▼▼▼

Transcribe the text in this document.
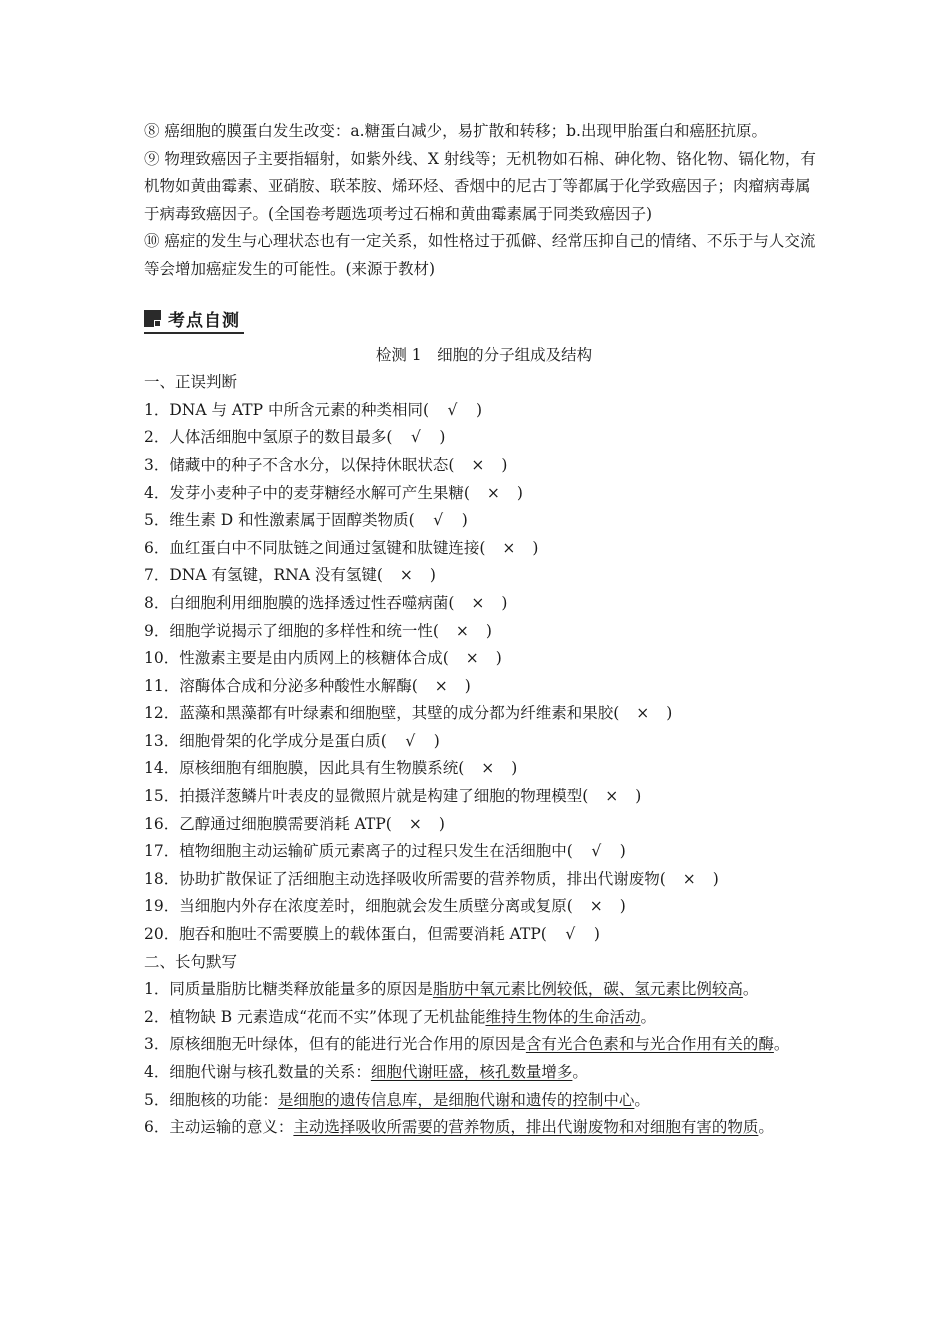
⑧ 癌细胞的膜蛋白发生改变：a.糖蛋白减少，易扩散和转移；b.出现甲胎蛋白和癌胚抗原。

⑨ 物理致癌因子主要指辐射，如紫外线、X 射线等；无机物如石棉、砷化物、铬化物、镉化物，有机物如黄曲霉素、亚硝胺、联苯胺、烯环烃、香烟中的尼古丁等都属于化学致癌因子；肉瘤病毒属于病毒致癌因子。(全国卷考题选项考过石棉和黄曲霉素属于同类致癌因子)

⑩ 癌症的发生与心理状态也有一定关系，如性格过于孤僻、经常压抑自己的情绪、不乐于与人交流等会增加癌症发生的可能性。(来源于教材)

考点自测

检测 1　细胞的分子组成及结构

一、正误判断

1．DNA 与 ATP 中所含元素的种类相同(  √  )

2．人体活细胞中氢原子的数目最多(  √  )

3．储藏中的种子不含水分，以保持休眠状态(  ×  )

4．发芽小麦种子中的麦芽糖经水解可产生果糖(  ×  )

5．维生素 D 和性激素属于固醇类物质(  √  )

6．血红蛋白中不同肽链之间通过氢键和肽键连接(  ×  )

7．DNA 有氢键，RNA 没有氢键(  ×  )

8．白细胞利用细胞膜的选择透过性吞噬病菌(  ×  )

9．细胞学说揭示了细胞的多样性和统一性(  ×  )

10．性激素主要是由内质网上的核糖体合成(  ×  )

11．溶酶体合成和分泌多种酸性水解酶(  ×  )

12．蓝藻和黑藻都有叶绿素和细胞壁，其壁的成分都为纤维素和果胶(  ×  )

13．细胞骨架的化学成分是蛋白质(  √  )

14．原核细胞有细胞膜，因此具有生物膜系统(  ×  )

15．拍摄洋葱鳞片叶表皮的显微照片就是构建了细胞的物理模型(  ×  )

16．乙醇通过细胞膜需要消耗 ATP(  ×  )

17．植物细胞主动运输矿质元素离子的过程只发生在活细胞中(  √  )

18．协助扩散保证了活细胞主动选择吸收所需要的营养物质，排出代谢废物(  ×  )

19．当细胞内外存在浓度差时，细胞就会发生质壁分离或复原(  ×  )

20．胞吞和胞吐不需要膜上的载体蛋白，但需要消耗 ATP(  √  )

二、长句默写

1．同质量脂肪比糖类释放能量多的原因是脂肪中氧元素比例较低，碳、氢元素比例较高。

2．植物缺 B 元素造成“花而不实”体现了无机盐能维持生物体的生命活动。

3．原核细胞无叶绿体，但有的能进行光合作用的原因是含有光合色素和与光合作用有关的酶。

4．细胞代谢与核孔数量的关系：细胞代谢旺盛，核孔数量增多。

5．细胞核的功能：是细胞的遗传信息库，是细胞代谢和遗传的控制中心。

6．主动运输的意义：主动选择吸收所需要的营养物质，排出代谢废物和对细胞有害的物质。
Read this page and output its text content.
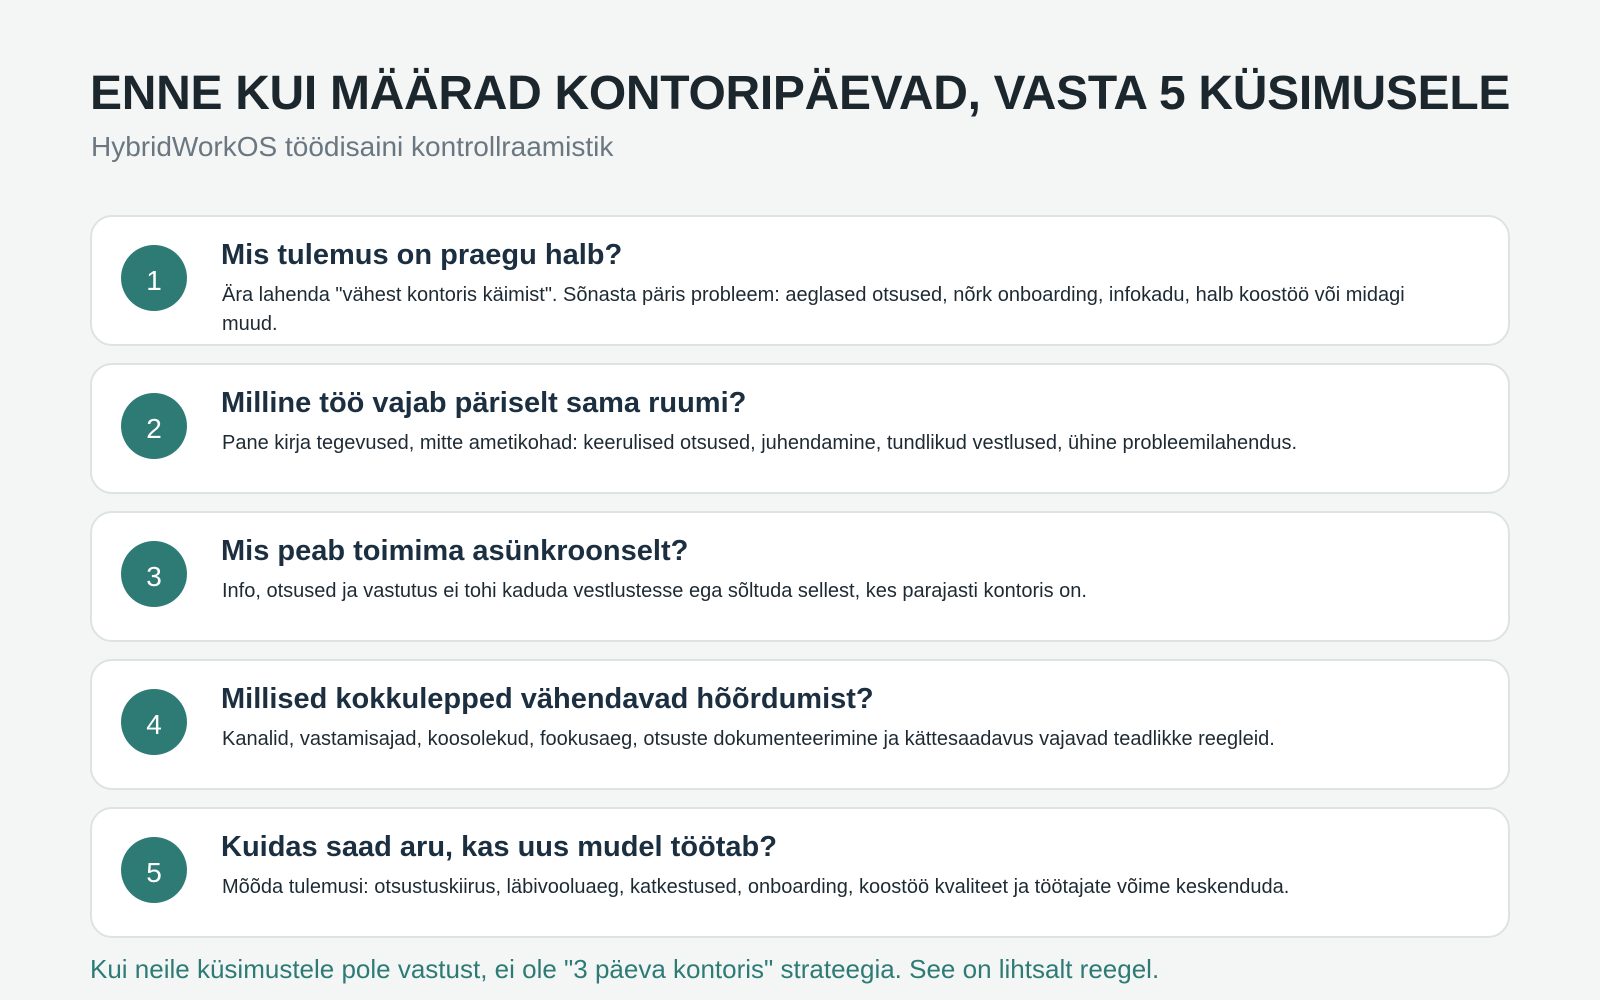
ENNE KUI MÄÄRAD KONTORIPÄEVAD, VASTA 5 KÜSIMUSELE
HybridWorkOS töödisaini kontrollraamistik
1
Mis tulemus on praegu halb?
Ära lahenda "vähest kontoris käimist". Sõnasta päris probleem: aeglased otsused, nõrk onboarding, infokadu, halb koostöö või midagi muud.
2
Milline töö vajab päriselt sama ruumi?
Pane kirja tegevused, mitte ametikohad: keerulised otsused, juhendamine, tundlikud vestlused, ühine probleemilahendus.
3
Mis peab toimima asünkroonselt?
Info, otsused ja vastutus ei tohi kaduda vestlustesse ega sõltuda sellest, kes parajasti kontoris on.
4
Millised kokkulepped vähendavad hõõrdumist?
Kanalid, vastamisajad, koosolekud, fookusaeg, otsuste dokumenteerimine ja kättesaadavus vajavad teadlikke reegleid.
5
Kuidas saad aru, kas uus mudel töötab?
Mõõda tulemusi: otsustuskiirus, läbivooluaeg, katkestused, onboarding, koostöö kvaliteet ja töötajate võime keskenduda.
Kui neile küsimustele pole vastust, ei ole "3 päeva kontoris" strateegia. See on lihtsalt reegel.
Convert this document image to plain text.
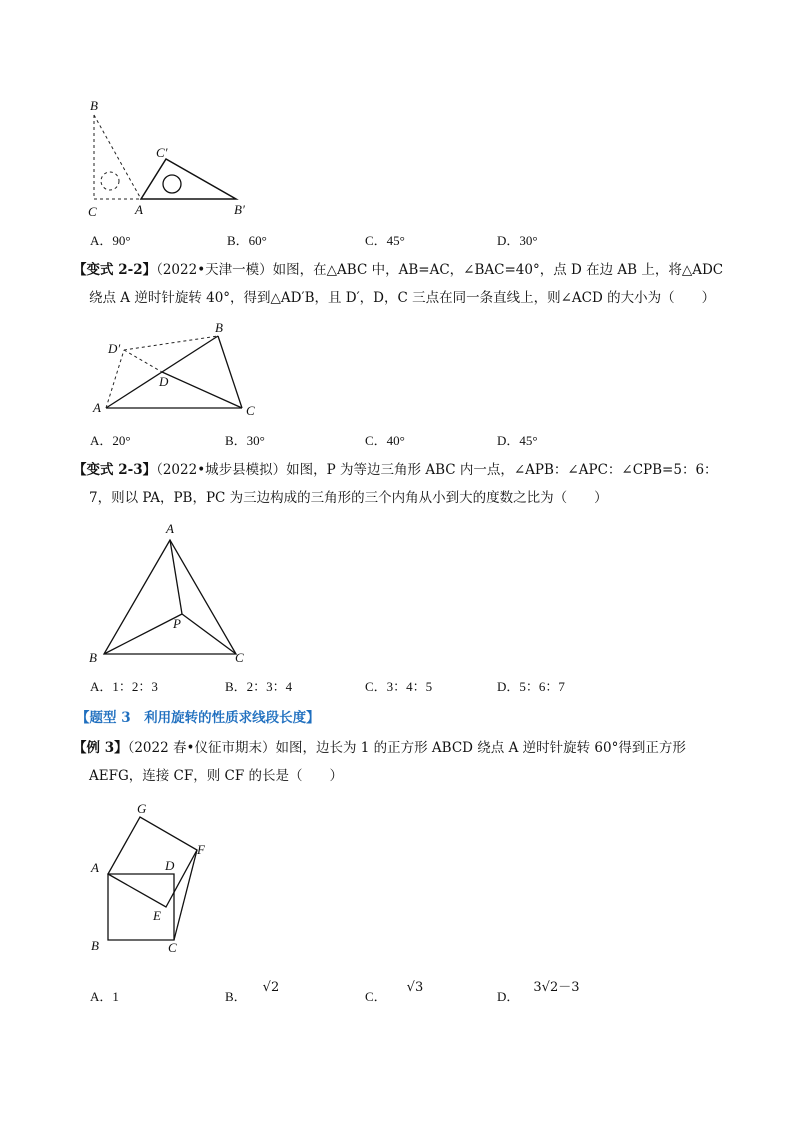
B
C	A
C′
B′
A．90°	B．60°	C．45°	D．30°
【变式 2-2】（2022•天津一模）如图，在△ABC 中，AB=AC，∠BAC=40°，点 D 在边 AB 上，将△ADC
绕点 A 逆时针旋转 40°，得到△AD′B，且 D′，D，C 三点在同一条直线上，则∠ACD 的大小为（　　）
B
D′
D
A	C
A．20°	B．30°	C．40°	D．45°
【变式 2-3】（2022•城步县模拟）如图，P 为等边三角形 ABC 内一点，∠APB：∠APC：∠CPB=5：6：
7，则以 PA，PB，PC 为三边构成的三角形的三个内角从小到大的度数之比为（　　）
A
P
B	C
A．1：2：3	B．2：3：4	C．3：4：5	D．5：6：7
【题型 3　利用旋转的性质求线段长度】
【例 3】（2022 春•仪征市期末）如图，边长为 1 的正方形 ABCD 绕点 A 逆时针旋转 60°得到正方形
AEFG，连接 CF，则 CF 的长是（　　）
G
A	D
F
E
B	C
A．1	B．√2
C．√3
D．3√2－3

▲▲▲

GOAL: Can you repeat every record above exactly, apart from the pictures?

EXERCISE RESULT:
Transcribe the text in this document.
⑧ 癌细胞的膜蛋白发生改变：a.糖蛋白减少，易扩散和转移；b.出现甲胎蛋白和癌胚抗原。

⑨ 物理致癌因子主要指辐射，如紫外线、X 射线等；无机物如石棉、砷化物、铬化物、镉化物，有机物如黄曲霉素、亚硝胺、联苯胺、烯环烃、香烟中的尼古丁等都属于化学致癌因子；肉瘤病毒属于病毒致癌因子。(全国卷考题选项考过石棉和黄曲霉素属于同类致癌因子)

⑩ 癌症的发生与心理状态也有一定关系，如性格过于孤僻、经常压抑自己的情绪、不乐于与人交流等会增加癌症发生的可能性。(来源于教材)

考点自测

检测 1　细胞的分子组成及结构

一、正误判断

1．DNA 与 ATP 中所含元素的种类相同(  √  )

2．人体活细胞中氢原子的数目最多(  √  )

3．储藏中的种子不含水分，以保持休眠状态(  ×  )

4．发芽小麦种子中的麦芽糖经水解可产生果糖(  ×  )

5．维生素 D 和性激素属于固醇类物质(  √  )

6．血红蛋白中不同肽链之间通过氢键和肽键连接(  ×  )

7．DNA 有氢键，RNA 没有氢键(  ×  )

8．白细胞利用细胞膜的选择透过性吞噬病菌(  ×  )

9．细胞学说揭示了细胞的多样性和统一性(  ×  )

10．性激素主要是由内质网上的核糖体合成(  ×  )

11．溶酶体合成和分泌多种酸性水解酶(  ×  )

12．蓝藻和黑藻都有叶绿素和细胞壁，其壁的成分都为纤维素和果胶(  ×  )

13．细胞骨架的化学成分是蛋白质(  √  )

14．原核细胞有细胞膜，因此具有生物膜系统(  ×  )

15．拍摄洋葱鳞片叶表皮的显微照片就是构建了细胞的物理模型(  ×  )

16．乙醇通过细胞膜需要消耗 ATP(  ×  )

17．植物细胞主动运输矿质元素离子的过程只发生在活细胞中(  √  )

18．协助扩散保证了活细胞主动选择吸收所需要的营养物质，排出代谢废物(  ×  )

19．当细胞内外存在浓度差时，细胞就会发生质壁分离或复原(  ×  )

20．胞吞和胞吐不需要膜上的载体蛋白，但需要消耗 ATP(  √  )

二、长句默写

1．同质量脂肪比糖类释放能量多的原因是脂肪中氧元素比例较低，碳、氢元素比例较高。

2．植物缺 B 元素造成“花而不实”体现了无机盐能维持生物体的生命活动。

3．原核细胞无叶绿体，但有的能进行光合作用的原因是含有光合色素和与光合作用有关的酶。

4．细胞代谢与核孔数量的关系：细胞代谢旺盛，核孔数量增多。

5．细胞核的功能：是细胞的遗传信息库，是细胞代谢和遗传的控制中心。

6．主动运输的意义：主动选择吸收所需要的营养物质，排出代谢废物和对细胞有害的物质。
Read this page and output its text content.
ENNE KUI MÄÄRAD KONTORIPÄEVAD, VASTA 5 KÜSIMUSELE
HybridWorkOS töödisaini kontrollraamistik
1
Mis tulemus on praegu halb?
Ära lahenda "vähest kontoris käimist". Sõnasta päris probleem: aeglased otsused, nõrk onboarding, infokadu, halb koostöö või midagi muud.
2
Milline töö vajab päriselt sama ruumi?
Pane kirja tegevused, mitte ametikohad: keerulised otsused, juhendamine, tundlikud vestlused, ühine probleemilahendus.
3
Mis peab toimima asünkroonselt?
Info, otsused ja vastutus ei tohi kaduda vestlustesse ega sõltuda sellest, kes parajasti kontoris on.
4
Millised kokkulepped vähendavad hõõrdumist?
Kanalid, vastamisajad, koosolekud, fookusaeg, otsuste dokumenteerimine ja kättesaadavus vajavad teadlikke reegleid.
5
Kuidas saad aru, kas uus mudel töötab?
Mõõda tulemusi: otsustuskiirus, läbivooluaeg, katkestused, onboarding, koostöö kvaliteet ja töötajate võime keskenduda.
Kui neile küsimustele pole vastust, ei ole "3 päeva kontoris" strateegia. See on lihtsalt reegel.
Convert this document image to plain text.
B
C	A
C′
B′
A．90°	B．60°	C．45°	D．30°
【变式 2-2】（2022•天津一模）如图，在△ABC 中，AB=AC，∠BAC=40°，点 D 在边 AB 上，将△ADC
绕点 A 逆时针旋转 40°，得到△AD′B，且 D′，D，C 三点在同一条直线上，则∠ACD 的大小为（　　）
B
D′
D
A	C
A．20°	B．30°	C．40°	D．45°
【变式 2-3】（2022•城步县模拟）如图，P 为等边三角形 ABC 内一点，∠APB：∠APC：∠CPB=5：6：
7，则以 PA，PB，PC 为三边构成的三角形的三个内角从小到大的度数之比为（　　）
A
P
B	C
A．1：2：3	B．2：3：4	C．3：4：5	D．5：6：7
【题型 3　利用旋转的性质求线段长度】
【例 3】（2022 春•仪征市期末）如图，边长为 1 的正方形 ABCD 绕点 A 逆时针旋转 60°得到正方形
AEFG，连接 CF，则 CF 的长是（　　）
G
A	D
F
E
B	C
A．1	B．√2
C．√3
D．3√2－3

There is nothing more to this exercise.